[start of Record list]
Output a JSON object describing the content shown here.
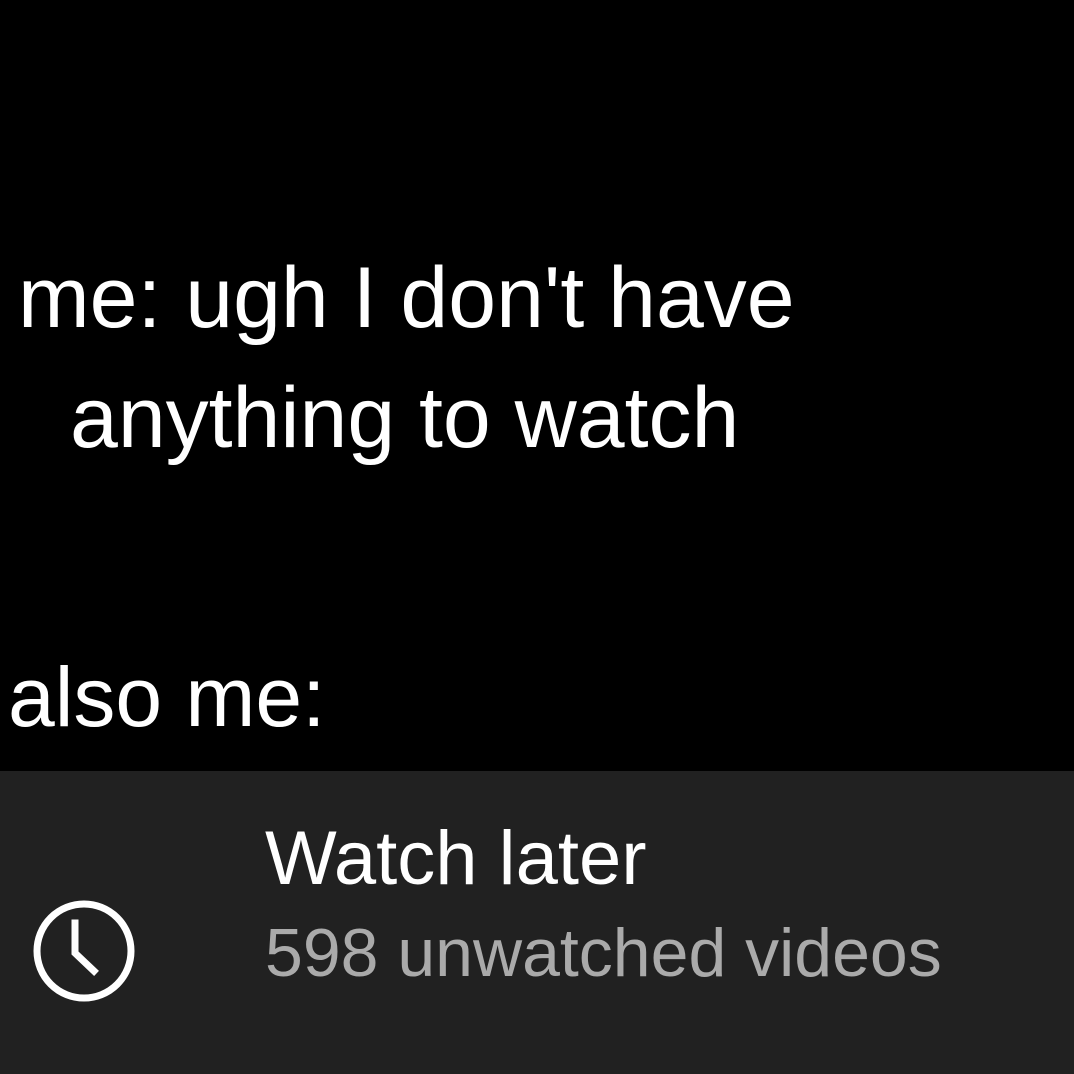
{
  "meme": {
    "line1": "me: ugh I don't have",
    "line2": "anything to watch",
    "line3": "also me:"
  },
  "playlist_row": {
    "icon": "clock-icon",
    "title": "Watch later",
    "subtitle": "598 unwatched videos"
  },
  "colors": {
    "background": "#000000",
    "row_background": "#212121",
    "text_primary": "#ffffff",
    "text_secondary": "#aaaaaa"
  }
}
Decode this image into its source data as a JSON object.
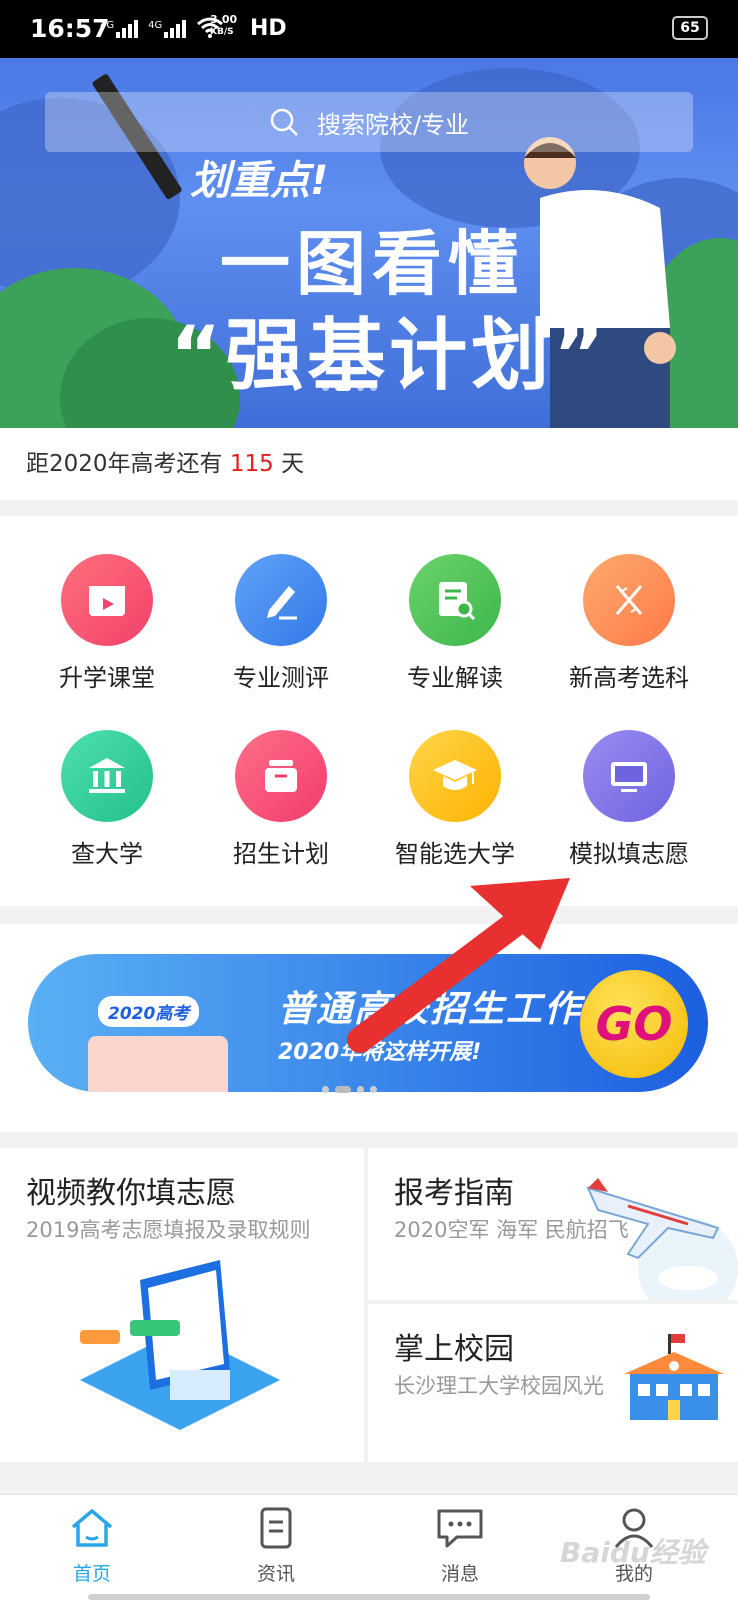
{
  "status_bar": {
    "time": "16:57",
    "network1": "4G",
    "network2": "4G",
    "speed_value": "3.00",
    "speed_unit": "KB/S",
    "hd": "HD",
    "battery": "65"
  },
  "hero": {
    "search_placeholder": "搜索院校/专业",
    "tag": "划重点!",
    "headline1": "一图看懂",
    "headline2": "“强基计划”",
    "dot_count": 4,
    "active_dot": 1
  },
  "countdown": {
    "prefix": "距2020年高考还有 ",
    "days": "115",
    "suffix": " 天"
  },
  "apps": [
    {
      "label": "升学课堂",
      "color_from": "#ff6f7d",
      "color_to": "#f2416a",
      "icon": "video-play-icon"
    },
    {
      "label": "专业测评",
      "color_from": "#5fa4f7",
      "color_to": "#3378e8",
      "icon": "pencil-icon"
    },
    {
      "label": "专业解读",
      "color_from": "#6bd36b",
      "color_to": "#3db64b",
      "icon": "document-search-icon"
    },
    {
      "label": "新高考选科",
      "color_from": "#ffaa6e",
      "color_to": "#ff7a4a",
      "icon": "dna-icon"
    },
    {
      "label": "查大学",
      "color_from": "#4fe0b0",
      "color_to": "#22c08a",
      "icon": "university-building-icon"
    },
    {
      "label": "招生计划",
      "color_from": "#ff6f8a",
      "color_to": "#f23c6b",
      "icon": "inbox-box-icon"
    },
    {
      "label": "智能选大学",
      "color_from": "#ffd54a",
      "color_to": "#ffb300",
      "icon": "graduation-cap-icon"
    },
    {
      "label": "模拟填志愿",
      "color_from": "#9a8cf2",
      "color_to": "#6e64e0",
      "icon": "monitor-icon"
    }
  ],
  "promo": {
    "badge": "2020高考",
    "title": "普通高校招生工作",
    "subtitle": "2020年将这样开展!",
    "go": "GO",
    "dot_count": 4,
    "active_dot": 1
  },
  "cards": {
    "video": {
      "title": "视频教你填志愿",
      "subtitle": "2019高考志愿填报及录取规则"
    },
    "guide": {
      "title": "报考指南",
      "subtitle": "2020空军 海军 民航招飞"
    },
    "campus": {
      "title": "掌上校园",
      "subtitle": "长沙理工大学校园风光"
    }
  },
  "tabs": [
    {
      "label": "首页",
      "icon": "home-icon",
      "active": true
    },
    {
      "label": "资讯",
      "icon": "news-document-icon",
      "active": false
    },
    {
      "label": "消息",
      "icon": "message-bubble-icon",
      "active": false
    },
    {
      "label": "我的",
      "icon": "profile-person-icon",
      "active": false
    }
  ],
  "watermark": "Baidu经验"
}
[end of Record list]
**Task instructions:** Write out each entry exactly as given, omitting any picture.

**Response for this exercise:**
Output a JSON object describing the content shown here.
{
  "meme": {
    "line1": "me: ugh I don't have",
    "line2": "anything to watch",
    "line3": "also me:"
  },
  "playlist_row": {
    "icon": "clock-icon",
    "title": "Watch later",
    "subtitle": "598 unwatched videos"
  },
  "colors": {
    "background": "#000000",
    "row_background": "#212121",
    "text_primary": "#ffffff",
    "text_secondary": "#aaaaaa"
  }
}
Decode this image into its source data as a JSON object.
{
  "status_bar": {
    "time": "16:57",
    "network1": "4G",
    "network2": "4G",
    "speed_value": "3.00",
    "speed_unit": "KB/S",
    "hd": "HD",
    "battery": "65"
  },
  "hero": {
    "search_placeholder": "搜索院校/专业",
    "tag": "划重点!",
    "headline1": "一图看懂",
    "headline2": "“强基计划”",
    "dot_count": 4,
    "active_dot": 1
  },
  "countdown": {
    "prefix": "距2020年高考还有 ",
    "days": "115",
    "suffix": " 天"
  },
  "apps": [
    {
      "label": "升学课堂",
      "color_from": "#ff6f7d",
      "color_to": "#f2416a",
      "icon": "video-play-icon"
    },
    {
      "label": "专业测评",
      "color_from": "#5fa4f7",
      "color_to": "#3378e8",
      "icon": "pencil-icon"
    },
    {
      "label": "专业解读",
      "color_from": "#6bd36b",
      "color_to": "#3db64b",
      "icon": "document-search-icon"
    },
    {
      "label": "新高考选科",
      "color_from": "#ffaa6e",
      "color_to": "#ff7a4a",
      "icon": "dna-icon"
    },
    {
      "label": "查大学",
      "color_from": "#4fe0b0",
      "color_to": "#22c08a",
      "icon": "university-building-icon"
    },
    {
      "label": "招生计划",
      "color_from": "#ff6f8a",
      "color_to": "#f23c6b",
      "icon": "inbox-box-icon"
    },
    {
      "label": "智能选大学",
      "color_from": "#ffd54a",
      "color_to": "#ffb300",
      "icon": "graduation-cap-icon"
    },
    {
      "label": "模拟填志愿",
      "color_from": "#9a8cf2",
      "color_to": "#6e64e0",
      "icon": "monitor-icon"
    }
  ],
  "promo": {
    "badge": "2020高考",
    "title": "普通高校招生工作",
    "subtitle": "2020年将这样开展!",
    "go": "GO",
    "dot_count": 4,
    "active_dot": 1
  },
  "cards": {
    "video": {
      "title": "视频教你填志愿",
      "subtitle": "2019高考志愿填报及录取规则"
    },
    "guide": {
      "title": "报考指南",
      "subtitle": "2020空军 海军 民航招飞"
    },
    "campus": {
      "title": "掌上校园",
      "subtitle": "长沙理工大学校园风光"
    }
  },
  "tabs": [
    {
      "label": "首页",
      "icon": "home-icon",
      "active": true
    },
    {
      "label": "资讯",
      "icon": "news-document-icon",
      "active": false
    },
    {
      "label": "消息",
      "icon": "message-bubble-icon",
      "active": false
    },
    {
      "label": "我的",
      "icon": "profile-person-icon",
      "active": false
    }
  ],
  "watermark": "Baidu经验"
}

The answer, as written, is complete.